What you have to do: Could you output each line of the data that follows exactly?

Data provided:
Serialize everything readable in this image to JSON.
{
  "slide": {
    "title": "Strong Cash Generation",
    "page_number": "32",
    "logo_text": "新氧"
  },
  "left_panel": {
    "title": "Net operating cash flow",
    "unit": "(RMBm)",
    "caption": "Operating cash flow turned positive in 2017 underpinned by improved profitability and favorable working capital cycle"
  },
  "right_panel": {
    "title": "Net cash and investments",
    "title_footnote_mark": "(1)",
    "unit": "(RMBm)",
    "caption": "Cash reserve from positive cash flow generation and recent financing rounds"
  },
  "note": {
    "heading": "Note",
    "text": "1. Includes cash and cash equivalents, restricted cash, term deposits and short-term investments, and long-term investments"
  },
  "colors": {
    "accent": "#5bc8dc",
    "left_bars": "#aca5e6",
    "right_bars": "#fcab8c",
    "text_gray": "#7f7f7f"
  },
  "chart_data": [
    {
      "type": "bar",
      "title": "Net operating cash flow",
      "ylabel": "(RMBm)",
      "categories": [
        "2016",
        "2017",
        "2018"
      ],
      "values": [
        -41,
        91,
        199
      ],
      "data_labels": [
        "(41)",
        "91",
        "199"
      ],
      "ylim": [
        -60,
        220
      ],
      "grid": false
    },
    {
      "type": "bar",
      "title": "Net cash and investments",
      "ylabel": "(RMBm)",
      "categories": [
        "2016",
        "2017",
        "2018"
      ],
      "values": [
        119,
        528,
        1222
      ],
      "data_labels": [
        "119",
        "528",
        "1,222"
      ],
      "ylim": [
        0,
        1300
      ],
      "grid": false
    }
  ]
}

Final result:
Serialize everything readable in this image to JSON.
{
  "slide": {
    "title": "Strong Cash Generation",
    "page_number": "32",
    "logo_text": "新氧"
  },
  "left_panel": {
    "title": "Net operating cash flow",
    "unit": "(RMBm)",
    "caption": "Operating cash flow turned positive in 2017 underpinned by improved profitability and favorable working capital cycle"
  },
  "right_panel": {
    "title": "Net cash and investments",
    "title_footnote_mark": "(1)",
    "unit": "(RMBm)",
    "caption": "Cash reserve from positive cash flow generation and recent financing rounds"
  },
  "note": {
    "heading": "Note",
    "text": "1. Includes cash and cash equivalents, restricted cash, term deposits and short-term investments, and long-term investments"
  },
  "colors": {
    "accent": "#5bc8dc",
    "left_bars": "#aca5e6",
    "right_bars": "#fcab8c",
    "text_gray": "#7f7f7f"
  },
  "chart_data": [
    {
      "type": "bar",
      "title": "Net operating cash flow",
      "ylabel": "(RMBm)",
      "categories": [
        "2016",
        "2017",
        "2018"
      ],
      "values": [
        -41,
        91,
        199
      ],
      "data_labels": [
        "(41)",
        "91",
        "199"
      ],
      "ylim": [
        -60,
        220
      ],
      "grid": false
    },
    {
      "type": "bar",
      "title": "Net cash and investments",
      "ylabel": "(RMBm)",
      "categories": [
        "2016",
        "2017",
        "2018"
      ],
      "values": [
        119,
        528,
        1222
      ],
      "data_labels": [
        "119",
        "528",
        "1,222"
      ],
      "ylim": [
        0,
        1300
      ],
      "grid": false
    }
  ]
}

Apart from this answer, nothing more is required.